» WORK TO COMPLETE: Read the listing below and copy out every line that holds "Human".
|---|
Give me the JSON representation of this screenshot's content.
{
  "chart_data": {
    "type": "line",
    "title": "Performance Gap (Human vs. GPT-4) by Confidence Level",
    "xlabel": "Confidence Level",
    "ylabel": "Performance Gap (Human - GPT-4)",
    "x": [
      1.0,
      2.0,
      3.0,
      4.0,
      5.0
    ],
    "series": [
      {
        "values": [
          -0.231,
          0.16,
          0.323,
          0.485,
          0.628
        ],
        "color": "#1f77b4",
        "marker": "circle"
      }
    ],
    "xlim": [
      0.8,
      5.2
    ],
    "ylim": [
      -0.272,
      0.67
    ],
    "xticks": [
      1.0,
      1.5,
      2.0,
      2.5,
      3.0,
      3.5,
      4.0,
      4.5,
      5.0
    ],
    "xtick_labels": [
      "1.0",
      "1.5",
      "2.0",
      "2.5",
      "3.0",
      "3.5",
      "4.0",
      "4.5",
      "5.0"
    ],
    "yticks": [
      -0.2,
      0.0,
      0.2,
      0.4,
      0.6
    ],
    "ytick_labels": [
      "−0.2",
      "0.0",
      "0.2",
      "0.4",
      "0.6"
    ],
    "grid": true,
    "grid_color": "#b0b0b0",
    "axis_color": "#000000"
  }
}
|---|
» ANSWER TO THE PROBLEM:
    "title": "Performance Gap (Human vs. GPT-4) by Confidence Level",
    "ylabel": "Performance Gap (Human - GPT-4)",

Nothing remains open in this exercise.